- **Extracted material**:

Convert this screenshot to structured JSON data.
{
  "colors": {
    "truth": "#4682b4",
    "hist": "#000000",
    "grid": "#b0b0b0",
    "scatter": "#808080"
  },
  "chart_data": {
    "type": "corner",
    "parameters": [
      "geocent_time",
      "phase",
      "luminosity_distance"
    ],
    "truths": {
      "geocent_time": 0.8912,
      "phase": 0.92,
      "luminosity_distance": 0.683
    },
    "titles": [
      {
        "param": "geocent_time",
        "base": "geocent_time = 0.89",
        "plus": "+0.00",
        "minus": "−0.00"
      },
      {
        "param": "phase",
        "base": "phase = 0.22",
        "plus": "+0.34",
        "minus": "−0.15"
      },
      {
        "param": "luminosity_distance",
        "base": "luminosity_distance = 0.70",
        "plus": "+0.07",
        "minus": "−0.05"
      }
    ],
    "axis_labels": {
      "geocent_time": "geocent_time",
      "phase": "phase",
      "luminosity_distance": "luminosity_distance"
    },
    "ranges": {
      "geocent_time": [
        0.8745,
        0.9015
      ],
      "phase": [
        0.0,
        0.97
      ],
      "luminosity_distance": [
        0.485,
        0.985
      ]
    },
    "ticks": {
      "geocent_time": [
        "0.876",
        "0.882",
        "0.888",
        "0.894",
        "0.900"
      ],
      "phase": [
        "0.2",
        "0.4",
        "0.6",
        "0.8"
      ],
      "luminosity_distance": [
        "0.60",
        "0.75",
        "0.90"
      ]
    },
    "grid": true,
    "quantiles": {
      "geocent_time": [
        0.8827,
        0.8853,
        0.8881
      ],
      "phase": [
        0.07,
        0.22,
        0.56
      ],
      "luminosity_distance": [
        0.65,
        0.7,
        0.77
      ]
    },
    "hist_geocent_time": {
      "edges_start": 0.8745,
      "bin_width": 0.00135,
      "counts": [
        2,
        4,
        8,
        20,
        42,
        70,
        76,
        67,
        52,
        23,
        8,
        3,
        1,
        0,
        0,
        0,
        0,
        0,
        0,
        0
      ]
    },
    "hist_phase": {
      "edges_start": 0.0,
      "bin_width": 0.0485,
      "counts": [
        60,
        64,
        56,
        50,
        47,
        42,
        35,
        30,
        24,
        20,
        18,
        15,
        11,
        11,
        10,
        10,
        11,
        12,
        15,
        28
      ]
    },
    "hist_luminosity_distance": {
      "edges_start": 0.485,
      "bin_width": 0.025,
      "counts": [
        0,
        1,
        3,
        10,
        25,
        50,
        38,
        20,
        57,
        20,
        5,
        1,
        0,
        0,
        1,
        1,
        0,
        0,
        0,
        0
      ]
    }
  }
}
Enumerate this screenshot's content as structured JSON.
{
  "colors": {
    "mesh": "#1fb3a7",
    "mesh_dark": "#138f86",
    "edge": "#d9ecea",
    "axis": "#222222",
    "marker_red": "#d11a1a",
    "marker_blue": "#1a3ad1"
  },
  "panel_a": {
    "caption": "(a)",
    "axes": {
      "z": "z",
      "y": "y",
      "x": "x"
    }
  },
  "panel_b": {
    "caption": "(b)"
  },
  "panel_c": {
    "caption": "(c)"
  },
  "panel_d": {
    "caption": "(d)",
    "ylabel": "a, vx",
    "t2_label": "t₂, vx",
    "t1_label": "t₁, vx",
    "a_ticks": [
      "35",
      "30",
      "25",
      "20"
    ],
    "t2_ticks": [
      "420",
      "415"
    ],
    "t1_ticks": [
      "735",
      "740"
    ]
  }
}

- **Requirements**: Take the entries above and copy them out exactly.

- **Finished exercise**:
Convert this screenshot to structured JSON data.
{
  "colors": {
    "truth": "#4682b4",
    "hist": "#000000",
    "grid": "#b0b0b0",
    "scatter": "#808080"
  },
  "chart_data": {
    "type": "corner",
    "parameters": [
      "geocent_time",
      "phase",
      "luminosity_distance"
    ],
    "truths": {
      "geocent_time": 0.8912,
      "phase": 0.92,
      "luminosity_distance": 0.683
    },
    "titles": [
      {
        "param": "geocent_time",
        "base": "geocent_time = 0.89",
        "plus": "+0.00",
        "minus": "−0.00"
      },
      {
        "param": "phase",
        "base": "phase = 0.22",
        "plus": "+0.34",
        "minus": "−0.15"
      },
      {
        "param": "luminosity_distance",
        "base": "luminosity_distance = 0.70",
        "plus": "+0.07",
        "minus": "−0.05"
      }
    ],
    "axis_labels": {
      "geocent_time": "geocent_time",
      "phase": "phase",
      "luminosity_distance": "luminosity_distance"
    },
    "ranges": {
      "geocent_time": [
        0.8745,
        0.9015
      ],
      "phase": [
        0.0,
        0.97
      ],
      "luminosity_distance": [
        0.485,
        0.985
      ]
    },
    "ticks": {
      "geocent_time": [
        "0.876",
        "0.882",
        "0.888",
        "0.894",
        "0.900"
      ],
      "phase": [
        "0.2",
        "0.4",
        "0.6",
        "0.8"
      ],
      "luminosity_distance": [
        "0.60",
        "0.75",
        "0.90"
      ]
    },
    "grid": true,
    "quantiles": {
      "geocent_time": [
        0.8827,
        0.8853,
        0.8881
      ],
      "phase": [
        0.07,
        0.22,
        0.56
      ],
      "luminosity_distance": [
        0.65,
        0.7,
        0.77
      ]
    },
    "hist_geocent_time": {
      "edges_start": 0.8745,
      "bin_width": 0.00135,
      "counts": [
        2,
        4,
        8,
        20,
        42,
        70,
        76,
        67,
        52,
        23,
        8,
        3,
        1,
        0,
        0,
        0,
        0,
        0,
        0,
        0
      ]
    },
    "hist_phase": {
      "edges_start": 0.0,
      "bin_width": 0.0485,
      "counts": [
        60,
        64,
        56,
        50,
        47,
        42,
        35,
        30,
        24,
        20,
        18,
        15,
        11,
        11,
        10,
        10,
        11,
        12,
        15,
        28
      ]
    },
    "hist_luminosity_distance": {
      "edges_start": 0.485,
      "bin_width": 0.025,
      "counts": [
        0,
        1,
        3,
        10,
        25,
        50,
        38,
        20,
        57,
        20,
        5,
        1,
        0,
        0,
        1,
        1,
        0,
        0,
        0,
        0
      ]
    }
  }
}
Enumerate this screenshot's content as structured JSON.
{
  "colors": {
    "mesh": "#1fb3a7",
    "mesh_dark": "#138f86",
    "edge": "#d9ecea",
    "axis": "#222222",
    "marker_red": "#d11a1a",
    "marker_blue": "#1a3ad1"
  },
  "panel_a": {
    "caption": "(a)",
    "axes": {
      "z": "z",
      "y": "y",
      "x": "x"
    }
  },
  "panel_b": {
    "caption": "(b)"
  },
  "panel_c": {
    "caption": "(c)"
  },
  "panel_d": {
    "caption": "(d)",
    "ylabel": "a, vx",
    "t2_label": "t₂, vx",
    "t1_label": "t₁, vx",
    "a_ticks": [
      "35",
      "30",
      "25",
      "20"
    ],
    "t2_ticks": [
      "420",
      "415"
    ],
    "t1_ticks": [
      "735",
      "740"
    ]
  }
}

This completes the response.